- [Work instructions]
Check each line of the material below, and copy it if it holds the string "structured".

- [Supplied data]

===============

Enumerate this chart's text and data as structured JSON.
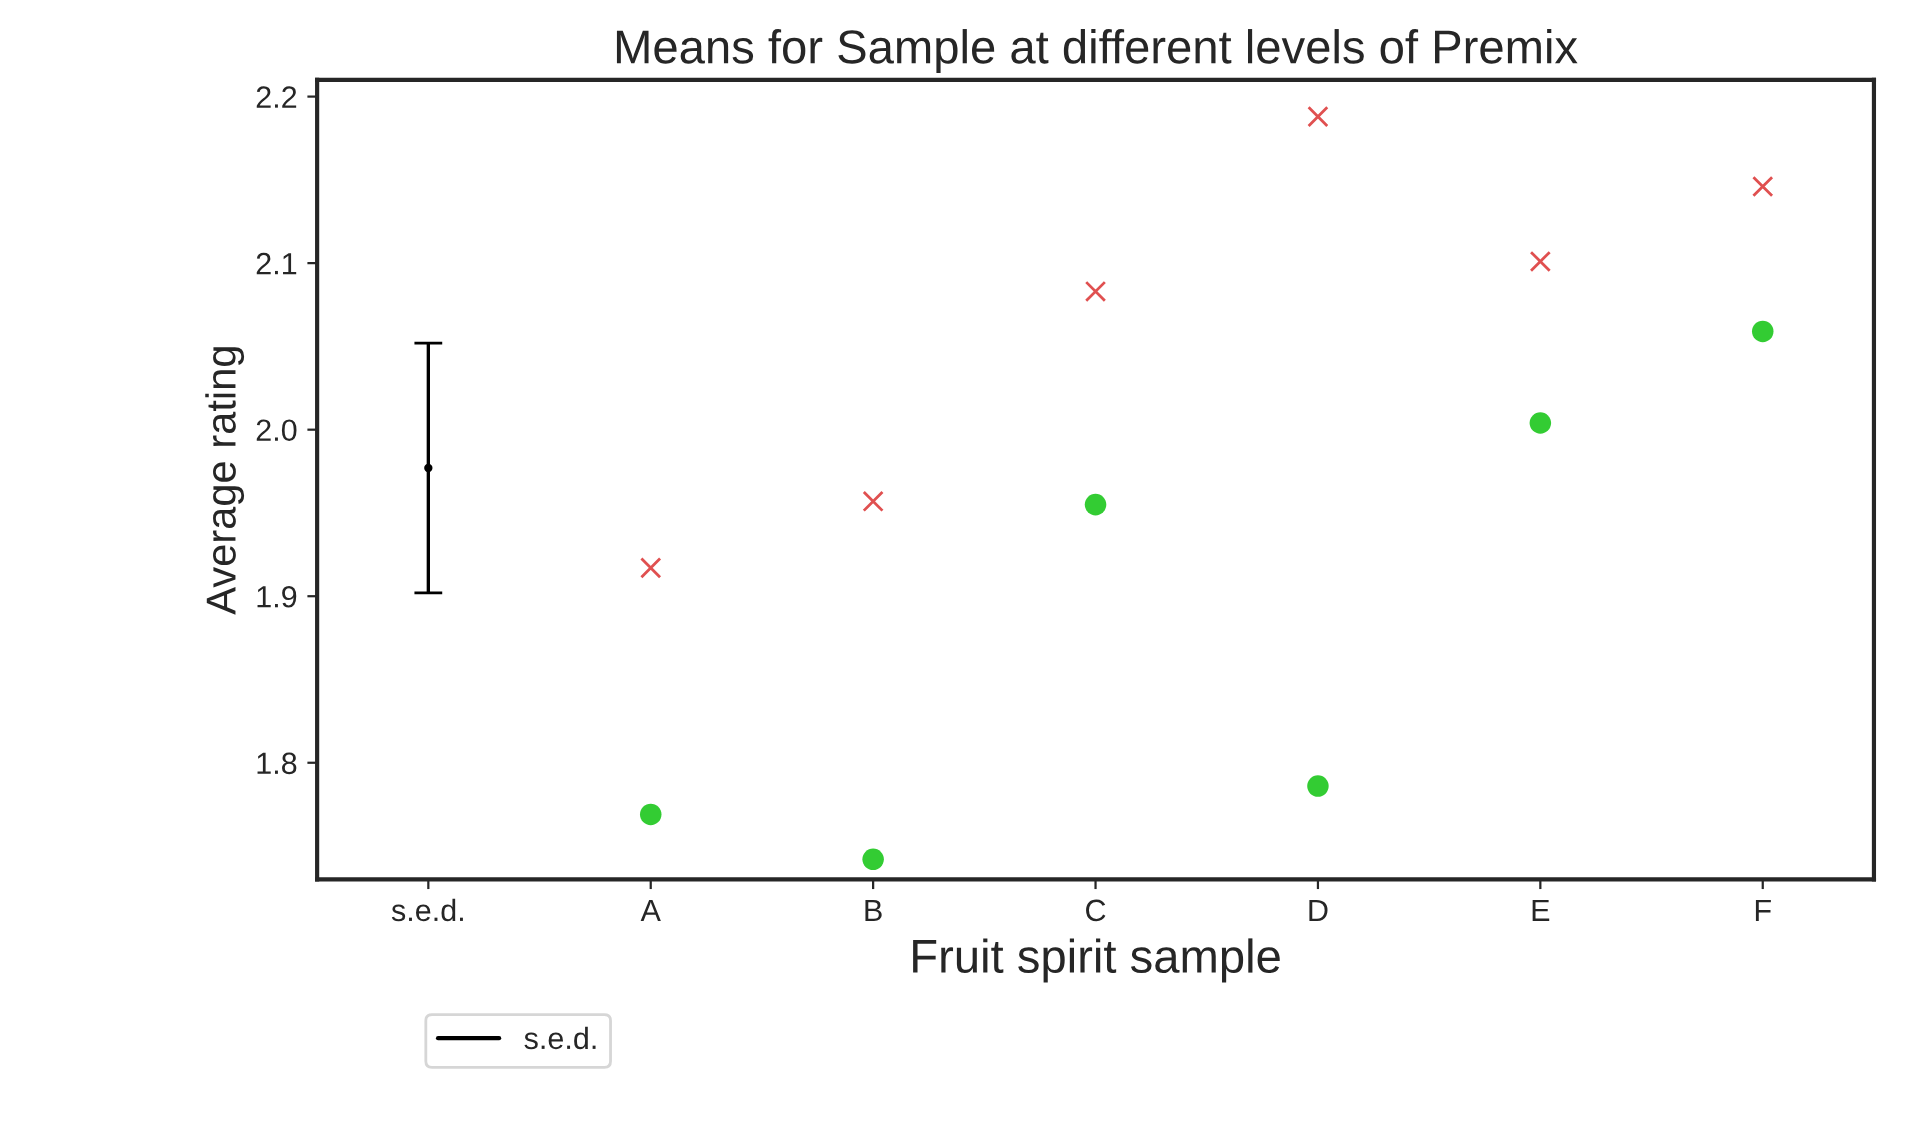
{
  "chart_data": {
    "type": "scatter",
    "title": "Means for Sample at different levels of Premix",
    "xlabel": "Fruit spirit sample",
    "ylabel": "Average rating",
    "categories": [
      "s.e.d.",
      "A",
      "B",
      "C",
      "D",
      "E",
      "F"
    ],
    "series": [
      {
        "color": "#e05050",
        "marker": "cross",
        "values": [
          null,
          1.917,
          1.957,
          2.083,
          2.188,
          2.101,
          2.146
        ]
      },
      {
        "color": "#33cc33",
        "marker": "circle",
        "values": [
          null,
          1.769,
          1.742,
          1.955,
          1.786,
          2.004,
          2.059
        ]
      },
      {
        "name": "s.e.d.",
        "color": "#000000",
        "marker": "none",
        "values": [
          1.977,
          null,
          null,
          null,
          null,
          null,
          null
        ],
        "errors": [
          0.075,
          null,
          null,
          null,
          null,
          null,
          null
        ]
      }
    ],
    "ylim": [
      1.73,
      2.21
    ],
    "yticks": [
      1.8,
      1.9,
      {
        "value": 2.0,
        "label": "2.0"
      },
      2.1,
      2.2
    ],
    "grid": false,
    "legend": "bottom"
  }
}
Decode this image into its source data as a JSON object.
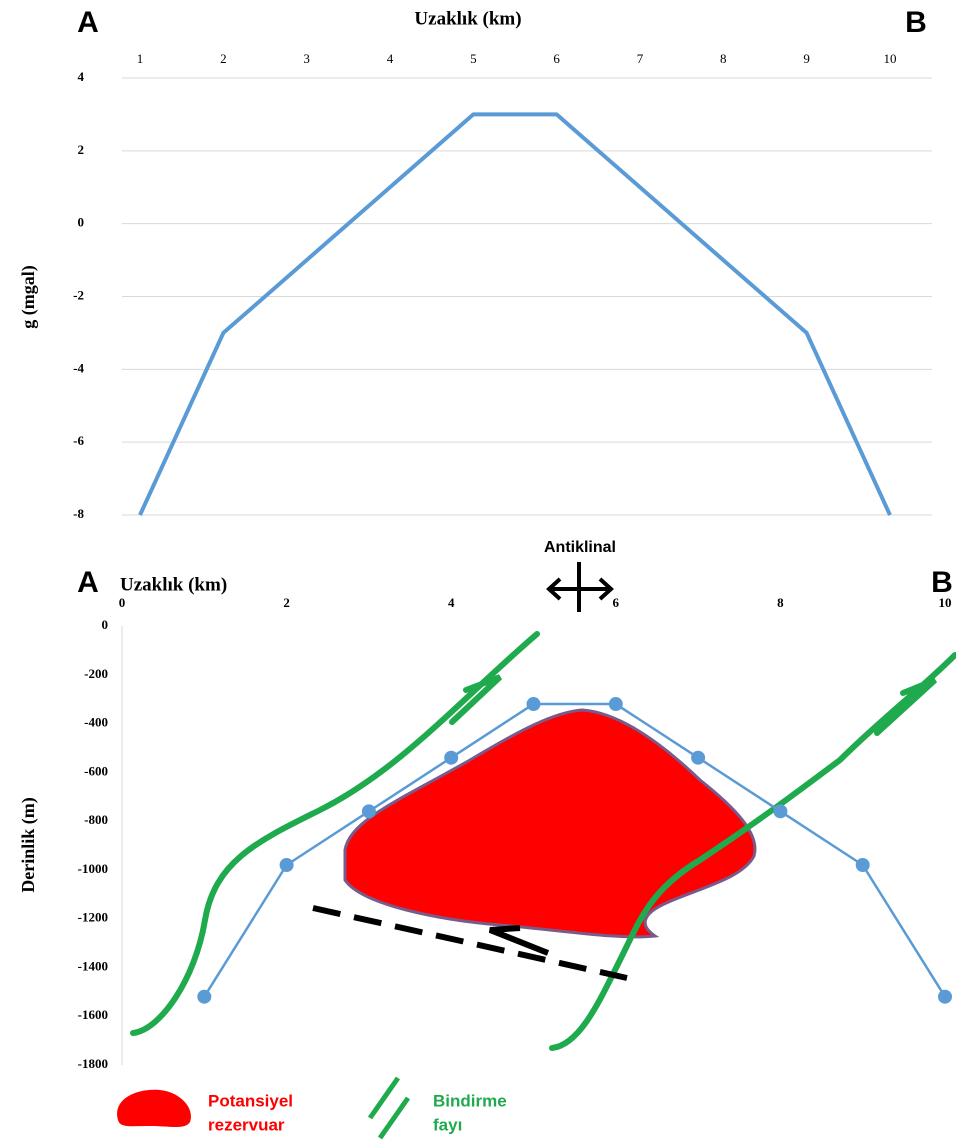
{
  "chart_data": [
    {
      "type": "line",
      "corner_labels": [
        "A",
        "B"
      ],
      "x_label": "Uzaklık (km)",
      "y_label": "g (mgal)",
      "categories": [
        "1",
        "2",
        "3",
        "4",
        "5",
        "6",
        "7",
        "8",
        "9",
        "10"
      ],
      "values": [
        -8,
        -3,
        -1,
        1,
        3,
        3,
        1,
        -1,
        -3,
        -8
      ],
      "color": "#5b9bd5",
      "ylim": [
        -8,
        4
      ],
      "yticks": [
        -8,
        -6,
        -4,
        -2,
        0,
        2,
        4
      ],
      "grid": true
    },
    {
      "type": "line",
      "corner_labels": [
        "A",
        "B"
      ],
      "x_label": "Uzaklık (km)",
      "y_label": "Derinlik (m)",
      "annotations": [
        "Antiklinal"
      ],
      "x": [
        1,
        2,
        3,
        4,
        5,
        6,
        7,
        8,
        9,
        10
      ],
      "values": [
        -1520,
        -980,
        -760,
        -540,
        -320,
        -320,
        -540,
        -760,
        -980,
        -1520
      ],
      "color": "#5b9bd5",
      "xlim": [
        0,
        10
      ],
      "xticks": [
        0,
        2,
        4,
        6,
        8,
        10
      ],
      "ylim": [
        -1800,
        0
      ],
      "yticks": [
        -1800,
        -1600,
        -1400,
        -1200,
        -1000,
        -800,
        -600,
        -400,
        -200,
        0
      ],
      "grid": false,
      "legend": [
        {
          "lines": [
            "Potansiyel",
            "rezervuar"
          ],
          "color": "#ff0000"
        },
        {
          "lines": [
            "Bindirme",
            "fayı"
          ],
          "color": "#1faa4e"
        }
      ]
    }
  ]
}
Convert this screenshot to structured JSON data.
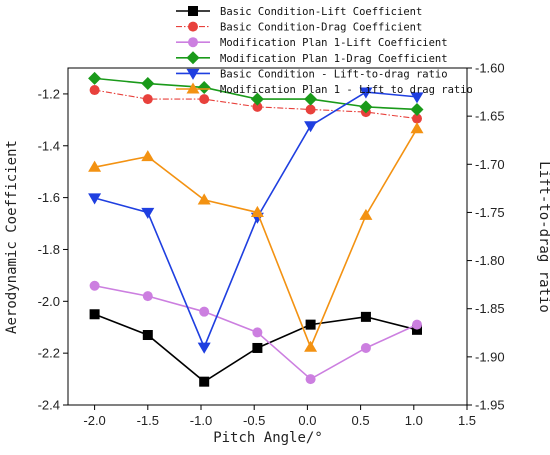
{
  "chart_data": {
    "type": "line",
    "title": "",
    "xlabel": "Pitch Angle/°",
    "ylabel_left": "Aerodynamic Coefficient",
    "ylabel_right": "Lift-to-drag ratio",
    "xlim": [
      -2.25,
      1.5
    ],
    "xticks": [
      -2.0,
      -1.5,
      -1.0,
      -0.5,
      0.0,
      0.5,
      1.0,
      1.5
    ],
    "xtick_labels": [
      "-2.0",
      "-1.5",
      "-1.0",
      "-0.5",
      "0.0",
      "0.5",
      "1.0",
      "1.5"
    ],
    "ylim_left": [
      -2.4,
      -1.1
    ],
    "yticks_left": [
      -2.4,
      -2.2,
      -2.0,
      -1.8,
      -1.6,
      -1.4,
      -1.2
    ],
    "ytick_labels_left": [
      "-2.4",
      "-2.2",
      "-2.0",
      "-1.8",
      "-1.6",
      "-1.4",
      "-1.2"
    ],
    "ylim_right": [
      -1.95,
      -1.6
    ],
    "yticks_right": [
      -1.95,
      -1.9,
      -1.85,
      -1.8,
      -1.75,
      -1.7,
      -1.65,
      -1.6
    ],
    "ytick_labels_right": [
      "-1.95",
      "-1.90",
      "-1.85",
      "-1.80",
      "-1.75",
      "-1.70",
      "-1.65",
      "-1.60"
    ],
    "grid": false,
    "legend_position": "top-center",
    "series": [
      {
        "name": "Basic Condition-Lift Coefficient",
        "axis": "left",
        "color": "#000000",
        "marker": "square",
        "line": "solid",
        "x": [
          -2.0,
          -1.5,
          -0.97,
          -0.47,
          0.03,
          0.55,
          1.03
        ],
        "y": [
          -2.05,
          -2.13,
          -2.31,
          -2.18,
          -2.09,
          -2.06,
          -2.11
        ]
      },
      {
        "name": "Basic Condition-Drag Coefficient",
        "axis": "left",
        "color": "#e8413c",
        "marker": "circle",
        "line": "dashdot",
        "x": [
          -2.0,
          -1.5,
          -0.97,
          -0.47,
          0.03,
          0.55,
          1.03
        ],
        "y": [
          -1.185,
          -1.22,
          -1.22,
          -1.25,
          -1.26,
          -1.27,
          -1.295
        ]
      },
      {
        "name": "Modification Plan 1-Lift Coefficient",
        "axis": "left",
        "color": "#cc7fe0",
        "marker": "circle",
        "line": "solid",
        "x": [
          -2.0,
          -1.5,
          -0.97,
          -0.47,
          0.03,
          0.55,
          1.03
        ],
        "y": [
          -1.94,
          -1.98,
          -2.04,
          -2.12,
          -2.3,
          -2.18,
          -2.09
        ]
      },
      {
        "name": "Modification Plan 1-Drag Coefficient",
        "axis": "left",
        "color": "#1a9a1a",
        "marker": "diamond",
        "line": "solid",
        "x": [
          -2.0,
          -1.5,
          -0.97,
          -0.47,
          0.03,
          0.55,
          1.03
        ],
        "y": [
          -1.14,
          -1.16,
          -1.175,
          -1.22,
          -1.22,
          -1.25,
          -1.26
        ]
      },
      {
        "name": "Basic Condition - Lift-to-drag ratio",
        "axis": "right",
        "color": "#1f3fe0",
        "marker": "triangle-down",
        "line": "solid",
        "x": [
          -2.0,
          -1.5,
          -0.97,
          -0.47,
          0.03,
          0.55,
          1.03
        ],
        "y": [
          -1.735,
          -1.75,
          -1.89,
          -1.755,
          -1.66,
          -1.625,
          -1.63
        ]
      },
      {
        "name": "Modification Plan 1 - Lift to drag ratio",
        "axis": "right",
        "color": "#f39212",
        "marker": "triangle-up",
        "line": "solid",
        "x": [
          -2.0,
          -1.5,
          -0.97,
          -0.47,
          0.03,
          0.55,
          1.03
        ],
        "y": [
          -1.703,
          -1.692,
          -1.737,
          -1.75,
          -1.89,
          -1.753,
          -1.663
        ]
      }
    ]
  }
}
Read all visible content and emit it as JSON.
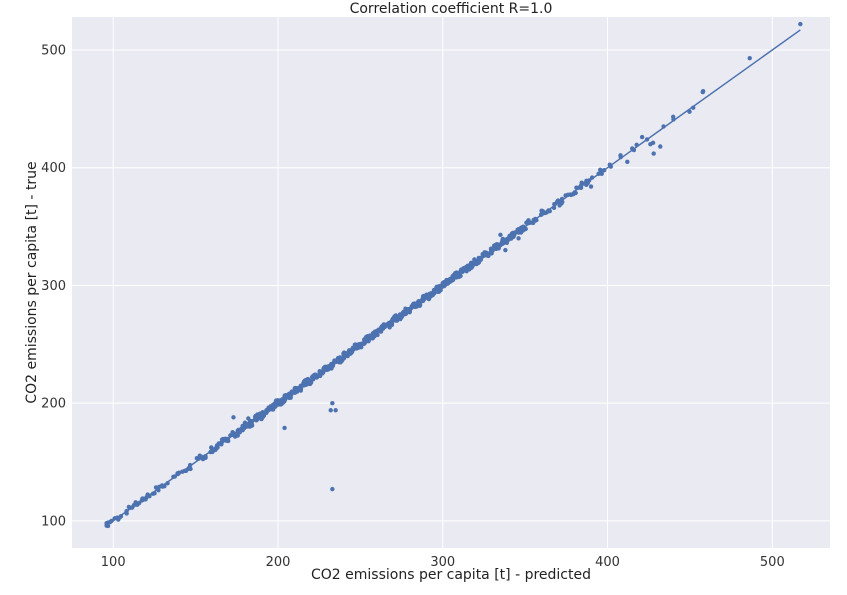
{
  "chart_data": {
    "type": "scatter",
    "title": "Correlation coefficient R=1.0",
    "xlabel": "CO2 emissions per capita [t] - predicted",
    "ylabel": "CO2 emissions per capita [t] - true",
    "xlim": [
      75,
      535
    ],
    "ylim": [
      77,
      528
    ],
    "x_ticks": [
      100,
      200,
      300,
      400,
      500
    ],
    "y_ticks": [
      100,
      200,
      300,
      400,
      500
    ],
    "x_tick_labels": [
      "100",
      "200",
      "300",
      "400",
      "500"
    ],
    "y_tick_labels": [
      "100",
      "200",
      "300",
      "400",
      "500"
    ],
    "grid": true,
    "background": "#eaeaf2",
    "grid_color": "#ffffff",
    "point_color": "#4c72b0",
    "line_color": "#4c72b0",
    "fit_line": {
      "x": [
        95,
        517
      ],
      "y": [
        95,
        517
      ]
    },
    "outliers": {
      "x": [
        233,
        235,
        232,
        233,
        204,
        428,
        432,
        412,
        390,
        346,
        338,
        335,
        173,
        182
      ],
      "y": [
        127,
        194,
        194,
        200,
        179,
        412,
        418,
        405,
        384,
        340,
        330,
        343,
        188,
        187
      ]
    },
    "points": {
      "x": [
        96,
        99,
        104,
        110,
        114,
        118,
        122,
        128,
        133,
        140,
        146,
        152,
        156,
        160,
        163,
        166,
        169,
        172,
        176,
        180,
        184,
        187,
        190,
        193,
        196,
        199,
        202,
        205,
        208,
        211,
        214,
        217,
        220,
        223,
        226,
        229,
        232,
        235,
        238,
        241,
        244,
        247,
        250,
        253,
        256,
        259,
        262,
        265,
        268,
        271,
        274,
        277,
        280,
        283,
        286,
        289,
        292,
        295,
        298,
        301,
        304,
        307,
        310,
        313,
        316,
        319,
        322,
        325,
        328,
        331,
        334,
        337,
        340,
        344,
        348,
        352,
        356,
        360,
        364,
        368,
        372,
        376,
        380,
        384,
        388,
        396,
        402,
        408,
        416,
        421,
        426,
        434,
        440,
        452,
        458,
        517
      ],
      "y": [
        96,
        100,
        103,
        111,
        114,
        119,
        121,
        129,
        132,
        141,
        145,
        153,
        155,
        161,
        162,
        167,
        168,
        173,
        175,
        181,
        183,
        188,
        189,
        194,
        195,
        200,
        201,
        206,
        207,
        212,
        213,
        218,
        219,
        224,
        225,
        230,
        231,
        236,
        237,
        242,
        243,
        248,
        249,
        254,
        255,
        260,
        261,
        266,
        267,
        272,
        273,
        278,
        279,
        284,
        285,
        290,
        291,
        296,
        297,
        302,
        303,
        308,
        309,
        314,
        315,
        320,
        321,
        326,
        327,
        332,
        333,
        338,
        339,
        345,
        347,
        353,
        355,
        361,
        363,
        369,
        371,
        377,
        379,
        385,
        387,
        397,
        401,
        409,
        415,
        426,
        420,
        435,
        441,
        451,
        465,
        522
      ]
    }
  }
}
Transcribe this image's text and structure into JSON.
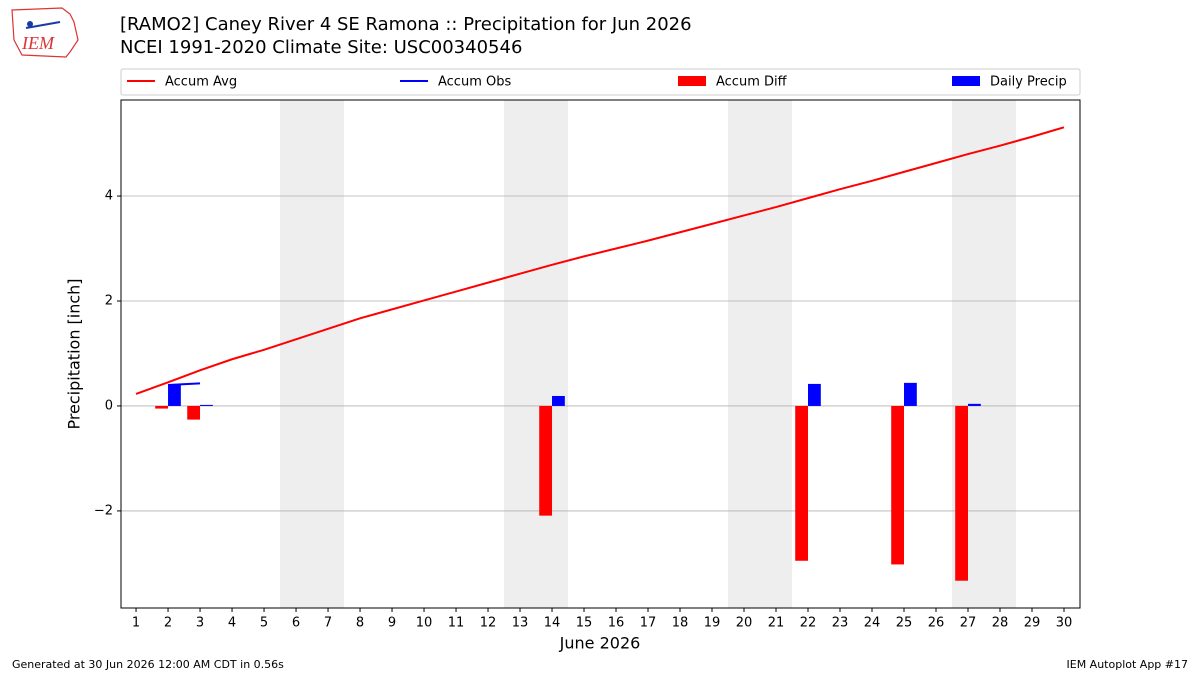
{
  "chart_data": {
    "type": "bar",
    "title": "[RAMO2] Caney River 4 SE Ramona :: Precipitation for Jun 2026",
    "subtitle": "NCEI 1991-2020 Climate Site: USC00340546",
    "logo_text": "IEM",
    "x_label": "June 2026",
    "y_label": "Precipitation [inch]",
    "x": [
      1,
      2,
      3,
      4,
      5,
      6,
      7,
      8,
      9,
      10,
      11,
      12,
      13,
      14,
      15,
      16,
      17,
      18,
      19,
      20,
      21,
      22,
      23,
      24,
      25,
      26,
      27,
      28,
      29,
      30
    ],
    "series": [
      {
        "name": "Accum Avg",
        "kind": "line",
        "color": "#ff0000",
        "values": [
          0.23,
          0.45,
          0.68,
          0.89,
          1.07,
          1.27,
          1.47,
          1.67,
          1.84,
          2.01,
          2.18,
          2.35,
          2.52,
          2.69,
          2.85,
          3.0,
          3.15,
          3.31,
          3.47,
          3.63,
          3.79,
          3.96,
          4.13,
          4.29,
          4.46,
          4.63,
          4.8,
          4.96,
          5.13,
          5.31
        ]
      },
      {
        "name": "Accum Obs",
        "kind": "line",
        "color": "#0000ff",
        "values": [
          null,
          0.4,
          0.43,
          null,
          null,
          null,
          null,
          null,
          null,
          null,
          null,
          null,
          null,
          null,
          null,
          null,
          null,
          null,
          null,
          null,
          null,
          null,
          null,
          null,
          null,
          null,
          null,
          null,
          null,
          null
        ]
      },
      {
        "name": "Accum Diff",
        "kind": "bar",
        "color": "#ff0000",
        "values": [
          null,
          -0.05,
          -0.26,
          null,
          null,
          null,
          null,
          null,
          null,
          null,
          null,
          null,
          null,
          -2.09,
          null,
          null,
          null,
          null,
          null,
          null,
          null,
          -2.95,
          null,
          null,
          -3.02,
          null,
          -3.33,
          null,
          null,
          null
        ]
      },
      {
        "name": "Daily Precip",
        "kind": "bar",
        "color": "#0000ff",
        "values": [
          null,
          0.4,
          0.02,
          null,
          null,
          null,
          null,
          null,
          null,
          null,
          null,
          null,
          null,
          0.19,
          null,
          null,
          null,
          null,
          null,
          null,
          null,
          0.42,
          null,
          null,
          0.44,
          null,
          0.04,
          null,
          null,
          null
        ]
      }
    ],
    "shaded_spans": [
      [
        5.5,
        7.5
      ],
      [
        12.5,
        14.5
      ],
      [
        19.5,
        21.5
      ],
      [
        26.5,
        28.5
      ]
    ],
    "xlim": [
      0.53,
      30.5
    ],
    "xticks": [
      1,
      2,
      3,
      4,
      5,
      6,
      7,
      8,
      9,
      10,
      11,
      12,
      13,
      14,
      15,
      16,
      17,
      18,
      19,
      20,
      21,
      22,
      23,
      24,
      25,
      26,
      27,
      28,
      29,
      30
    ],
    "ylim": [
      -3.85,
      5.83
    ],
    "yticks": [
      {
        "value": -2,
        "label": "−2"
      },
      0,
      2,
      4
    ],
    "grid": true,
    "legend": "top",
    "footer_left": "Generated at 30 Jun 2026 12:00 AM CDT in 0.56s",
    "footer_right": "IEM Autoplot App #17"
  }
}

===============

- [In response]
Enumerate this chart's text and data as structured JSON.
Convert this screenshot to structured JSON data.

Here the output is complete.